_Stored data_
——————————

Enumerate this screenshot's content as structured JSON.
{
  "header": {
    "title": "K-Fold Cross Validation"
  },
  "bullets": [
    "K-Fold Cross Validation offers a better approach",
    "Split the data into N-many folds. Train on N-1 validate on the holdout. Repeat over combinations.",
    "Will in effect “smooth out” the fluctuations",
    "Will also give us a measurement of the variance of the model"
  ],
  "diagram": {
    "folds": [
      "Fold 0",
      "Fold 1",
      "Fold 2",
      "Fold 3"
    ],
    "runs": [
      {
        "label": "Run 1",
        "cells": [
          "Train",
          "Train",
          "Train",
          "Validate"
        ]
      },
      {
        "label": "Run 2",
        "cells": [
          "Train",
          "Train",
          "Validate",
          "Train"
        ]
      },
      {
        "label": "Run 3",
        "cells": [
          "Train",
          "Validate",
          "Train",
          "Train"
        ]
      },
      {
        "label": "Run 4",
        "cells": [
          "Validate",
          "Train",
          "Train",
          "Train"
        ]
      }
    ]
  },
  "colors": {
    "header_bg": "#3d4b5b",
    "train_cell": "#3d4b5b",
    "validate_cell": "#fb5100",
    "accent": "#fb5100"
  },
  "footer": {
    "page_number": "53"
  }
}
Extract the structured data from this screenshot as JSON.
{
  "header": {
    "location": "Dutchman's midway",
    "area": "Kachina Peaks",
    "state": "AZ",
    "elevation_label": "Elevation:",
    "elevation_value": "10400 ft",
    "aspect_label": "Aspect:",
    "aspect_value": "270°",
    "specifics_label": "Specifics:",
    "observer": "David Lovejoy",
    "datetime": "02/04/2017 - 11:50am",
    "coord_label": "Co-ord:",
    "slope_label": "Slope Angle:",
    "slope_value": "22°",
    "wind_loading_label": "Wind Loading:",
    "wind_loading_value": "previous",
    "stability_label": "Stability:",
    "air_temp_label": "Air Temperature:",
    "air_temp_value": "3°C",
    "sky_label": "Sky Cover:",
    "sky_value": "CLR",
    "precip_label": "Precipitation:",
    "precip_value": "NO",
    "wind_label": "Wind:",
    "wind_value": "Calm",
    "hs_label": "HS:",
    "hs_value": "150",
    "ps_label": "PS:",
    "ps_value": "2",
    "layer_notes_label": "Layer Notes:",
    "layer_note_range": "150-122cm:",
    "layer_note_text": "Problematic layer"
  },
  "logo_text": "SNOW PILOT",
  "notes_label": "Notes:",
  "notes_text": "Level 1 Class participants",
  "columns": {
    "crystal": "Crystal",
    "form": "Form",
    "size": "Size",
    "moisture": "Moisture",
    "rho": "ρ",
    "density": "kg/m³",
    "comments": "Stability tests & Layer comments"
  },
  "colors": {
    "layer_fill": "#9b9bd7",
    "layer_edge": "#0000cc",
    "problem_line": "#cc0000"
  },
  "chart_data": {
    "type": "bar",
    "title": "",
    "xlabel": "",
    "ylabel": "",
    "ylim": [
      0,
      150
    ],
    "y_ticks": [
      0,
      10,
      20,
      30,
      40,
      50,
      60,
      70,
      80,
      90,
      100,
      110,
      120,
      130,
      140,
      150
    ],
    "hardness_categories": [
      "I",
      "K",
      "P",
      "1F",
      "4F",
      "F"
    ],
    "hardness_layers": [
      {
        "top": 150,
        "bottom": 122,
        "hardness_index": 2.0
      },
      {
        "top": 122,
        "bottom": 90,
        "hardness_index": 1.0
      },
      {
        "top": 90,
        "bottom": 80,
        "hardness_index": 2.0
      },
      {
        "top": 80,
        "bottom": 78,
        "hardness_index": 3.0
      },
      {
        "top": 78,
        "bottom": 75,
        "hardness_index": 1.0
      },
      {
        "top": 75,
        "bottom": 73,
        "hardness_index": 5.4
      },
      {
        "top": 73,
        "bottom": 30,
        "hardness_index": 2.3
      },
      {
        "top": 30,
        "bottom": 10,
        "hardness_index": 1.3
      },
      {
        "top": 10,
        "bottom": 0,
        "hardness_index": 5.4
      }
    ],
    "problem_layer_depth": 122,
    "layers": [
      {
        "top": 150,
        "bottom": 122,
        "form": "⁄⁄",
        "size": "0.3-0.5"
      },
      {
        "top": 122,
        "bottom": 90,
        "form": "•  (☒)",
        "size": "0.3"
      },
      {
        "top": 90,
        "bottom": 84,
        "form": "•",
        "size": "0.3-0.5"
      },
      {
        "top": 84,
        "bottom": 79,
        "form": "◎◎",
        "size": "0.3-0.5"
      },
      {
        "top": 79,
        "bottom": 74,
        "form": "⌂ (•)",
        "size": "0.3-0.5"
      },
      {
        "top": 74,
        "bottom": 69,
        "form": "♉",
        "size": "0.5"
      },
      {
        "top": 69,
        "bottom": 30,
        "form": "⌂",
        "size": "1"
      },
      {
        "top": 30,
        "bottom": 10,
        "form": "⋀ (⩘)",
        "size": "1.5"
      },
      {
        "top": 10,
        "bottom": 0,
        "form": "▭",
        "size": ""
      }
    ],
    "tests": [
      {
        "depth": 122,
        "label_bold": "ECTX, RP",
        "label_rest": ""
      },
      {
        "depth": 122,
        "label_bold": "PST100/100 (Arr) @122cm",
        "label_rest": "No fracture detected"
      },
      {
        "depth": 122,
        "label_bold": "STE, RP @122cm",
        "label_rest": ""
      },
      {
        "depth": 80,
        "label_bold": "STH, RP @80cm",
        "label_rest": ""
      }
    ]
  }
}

——————————

_GOAL_
Show all lines above holding "tests".

_ANSWER FOR THIS EXERCISE_
    "comments": "Stability tests & Layer comments"
    "tests": [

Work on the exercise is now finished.